• [TASK INSTRUCTIONS] Every record must be written out once more, with nothing added or omitted.

[Figure record listings]
******************************

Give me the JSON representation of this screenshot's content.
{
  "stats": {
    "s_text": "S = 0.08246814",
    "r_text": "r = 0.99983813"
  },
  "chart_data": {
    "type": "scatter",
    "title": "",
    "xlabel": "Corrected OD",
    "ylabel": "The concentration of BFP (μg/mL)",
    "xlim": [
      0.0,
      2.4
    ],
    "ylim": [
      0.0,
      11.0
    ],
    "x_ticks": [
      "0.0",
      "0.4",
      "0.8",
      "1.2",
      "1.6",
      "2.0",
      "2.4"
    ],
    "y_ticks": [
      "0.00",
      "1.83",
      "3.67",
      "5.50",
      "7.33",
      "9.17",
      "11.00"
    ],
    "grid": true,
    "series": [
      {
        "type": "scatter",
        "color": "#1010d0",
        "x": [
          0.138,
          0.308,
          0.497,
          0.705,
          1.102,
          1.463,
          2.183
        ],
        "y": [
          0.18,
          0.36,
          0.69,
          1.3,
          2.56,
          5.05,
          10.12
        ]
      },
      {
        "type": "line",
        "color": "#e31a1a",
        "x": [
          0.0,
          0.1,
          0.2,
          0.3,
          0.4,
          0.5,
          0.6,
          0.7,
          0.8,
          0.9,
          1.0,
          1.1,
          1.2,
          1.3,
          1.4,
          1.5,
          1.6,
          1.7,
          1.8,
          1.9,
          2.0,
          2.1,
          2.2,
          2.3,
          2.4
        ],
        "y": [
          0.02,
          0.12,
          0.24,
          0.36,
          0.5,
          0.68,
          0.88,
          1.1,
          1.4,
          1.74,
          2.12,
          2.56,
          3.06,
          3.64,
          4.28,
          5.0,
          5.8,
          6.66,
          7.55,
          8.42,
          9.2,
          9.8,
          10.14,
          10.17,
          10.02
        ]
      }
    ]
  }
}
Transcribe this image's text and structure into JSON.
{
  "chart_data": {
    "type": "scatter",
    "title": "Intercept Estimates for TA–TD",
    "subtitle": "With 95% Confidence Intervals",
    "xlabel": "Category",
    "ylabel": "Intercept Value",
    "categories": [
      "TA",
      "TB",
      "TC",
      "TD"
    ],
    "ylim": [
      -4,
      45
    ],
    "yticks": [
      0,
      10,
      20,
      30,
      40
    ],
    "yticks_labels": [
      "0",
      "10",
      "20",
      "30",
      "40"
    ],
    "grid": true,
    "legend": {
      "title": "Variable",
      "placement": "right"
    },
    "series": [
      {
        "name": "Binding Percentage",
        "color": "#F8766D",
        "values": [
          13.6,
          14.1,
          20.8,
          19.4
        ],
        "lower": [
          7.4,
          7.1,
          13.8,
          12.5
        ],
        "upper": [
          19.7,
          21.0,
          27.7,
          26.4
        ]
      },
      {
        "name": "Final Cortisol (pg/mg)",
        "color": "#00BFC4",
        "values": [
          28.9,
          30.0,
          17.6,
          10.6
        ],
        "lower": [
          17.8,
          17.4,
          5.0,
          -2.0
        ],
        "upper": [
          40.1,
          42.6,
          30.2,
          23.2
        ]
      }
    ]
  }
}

******************************

• [WORKED ANSWER]
Give me the JSON representation of this screenshot's content.
{
  "stats": {
    "s_text": "S = 0.08246814",
    "r_text": "r = 0.99983813"
  },
  "chart_data": {
    "type": "scatter",
    "title": "",
    "xlabel": "Corrected OD",
    "ylabel": "The concentration of BFP (μg/mL)",
    "xlim": [
      0.0,
      2.4
    ],
    "ylim": [
      0.0,
      11.0
    ],
    "x_ticks": [
      "0.0",
      "0.4",
      "0.8",
      "1.2",
      "1.6",
      "2.0",
      "2.4"
    ],
    "y_ticks": [
      "0.00",
      "1.83",
      "3.67",
      "5.50",
      "7.33",
      "9.17",
      "11.00"
    ],
    "grid": true,
    "series": [
      {
        "type": "scatter",
        "color": "#1010d0",
        "x": [
          0.138,
          0.308,
          0.497,
          0.705,
          1.102,
          1.463,
          2.183
        ],
        "y": [
          0.18,
          0.36,
          0.69,
          1.3,
          2.56,
          5.05,
          10.12
        ]
      },
      {
        "type": "line",
        "color": "#e31a1a",
        "x": [
          0.0,
          0.1,
          0.2,
          0.3,
          0.4,
          0.5,
          0.6,
          0.7,
          0.8,
          0.9,
          1.0,
          1.1,
          1.2,
          1.3,
          1.4,
          1.5,
          1.6,
          1.7,
          1.8,
          1.9,
          2.0,
          2.1,
          2.2,
          2.3,
          2.4
        ],
        "y": [
          0.02,
          0.12,
          0.24,
          0.36,
          0.5,
          0.68,
          0.88,
          1.1,
          1.4,
          1.74,
          2.12,
          2.56,
          3.06,
          3.64,
          4.28,
          5.0,
          5.8,
          6.66,
          7.55,
          8.42,
          9.2,
          9.8,
          10.14,
          10.17,
          10.02
        ]
      }
    ]
  }
}
Transcribe this image's text and structure into JSON.
{
  "chart_data": {
    "type": "scatter",
    "title": "Intercept Estimates for TA–TD",
    "subtitle": "With 95% Confidence Intervals",
    "xlabel": "Category",
    "ylabel": "Intercept Value",
    "categories": [
      "TA",
      "TB",
      "TC",
      "TD"
    ],
    "ylim": [
      -4,
      45
    ],
    "yticks": [
      0,
      10,
      20,
      30,
      40
    ],
    "yticks_labels": [
      "0",
      "10",
      "20",
      "30",
      "40"
    ],
    "grid": true,
    "legend": {
      "title": "Variable",
      "placement": "right"
    },
    "series": [
      {
        "name": "Binding Percentage",
        "color": "#F8766D",
        "values": [
          13.6,
          14.1,
          20.8,
          19.4
        ],
        "lower": [
          7.4,
          7.1,
          13.8,
          12.5
        ],
        "upper": [
          19.7,
          21.0,
          27.7,
          26.4
        ]
      },
      {
        "name": "Final Cortisol (pg/mg)",
        "color": "#00BFC4",
        "values": [
          28.9,
          30.0,
          17.6,
          10.6
        ],
        "lower": [
          17.8,
          17.4,
          5.0,
          -2.0
        ],
        "upper": [
          40.1,
          42.6,
          30.2,
          23.2
        ]
      }
    ]
  }
}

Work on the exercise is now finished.